--- Start Extracted records ---

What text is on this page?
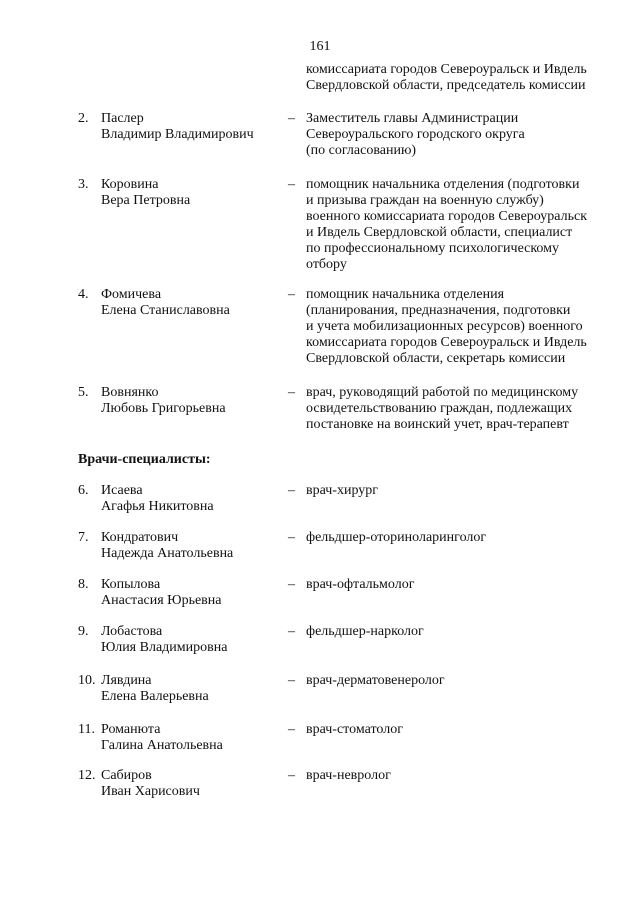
161
комиссариата городов Североуральск и Ивдель
Свердловской области, председатель комиссии
2. Паслер
Владимир Владимирович
– Заместитель главы Администрации
Североуральского городского округа
(по согласованию)
3. Коровина
Вера Петровна
– помощник начальника отделения (подготовки
и призыва граждан на военную службу)
военного комиссариата городов Североуральск
и Ивдель Свердловской области, специалист
по профессиональному психологическому
отбору
4. Фомичева
Елена Станиславовна
– помощник начальника отделения
(планирования, предназначения, подготовки
и учета мобилизационных ресурсов) военного
комиссариата городов Североуральск и Ивдель
Свердловской области, секретарь комиссии
5. Вовнянко
Любовь Григорьевна
– врач, руководящий работой по медицинскому
освидетельствованию граждан, подлежащих
постановке на воинский учет, врач-терапевт
Врачи-специалисты:
6. Исаева
Агафья Никитовна
– врач-хирург
7. Кондратович
Надежда Анатольевна
– фельдшер-оториноларинголог
8. Копылова
Анастасия Юрьевна
– врач-офтальмолог
9. Лобастова
Юлия Владимировна
– фельдшер-нарколог
10. Лявдина
Елена Валерьевна
– врач-дерматовенеролог
11. Романюта
Галина Анатольевна
– врач-стоматолог
12. Сабиров
Иван Харисович
– врач-невролог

--- End Extracted records ---

Without including the pictures, return each record above exactly as it stands.

Response –
What text is on this page?
161
комиссариата городов Североуральск и Ивдель
Свердловской области, председатель комиссии
2. Паслер
Владимир Владимирович
– Заместитель главы Администрации
Североуральского городского округа
(по согласованию)
3. Коровина
Вера Петровна
– помощник начальника отделения (подготовки
и призыва граждан на военную службу)
военного комиссариата городов Североуральск
и Ивдель Свердловской области, специалист
по профессиональному психологическому
отбору
4. Фомичева
Елена Станиславовна
– помощник начальника отделения
(планирования, предназначения, подготовки
и учета мобилизационных ресурсов) военного
комиссариата городов Североуральск и Ивдель
Свердловской области, секретарь комиссии
5. Вовнянко
Любовь Григорьевна
– врач, руководящий работой по медицинскому
освидетельствованию граждан, подлежащих
постановке на воинский учет, врач-терапевт
Врачи-специалисты:
6. Исаева
Агафья Никитовна
– врач-хирург
7. Кондратович
Надежда Анатольевна
– фельдшер-оториноларинголог
8. Копылова
Анастасия Юрьевна
– врач-офтальмолог
9. Лобастова
Юлия Владимировна
– фельдшер-нарколог
10. Лявдина
Елена Валерьевна
– врач-дерматовенеролог
11. Романюта
Галина Анатольевна
– врач-стоматолог
12. Сабиров
Иван Харисович
– врач-невролог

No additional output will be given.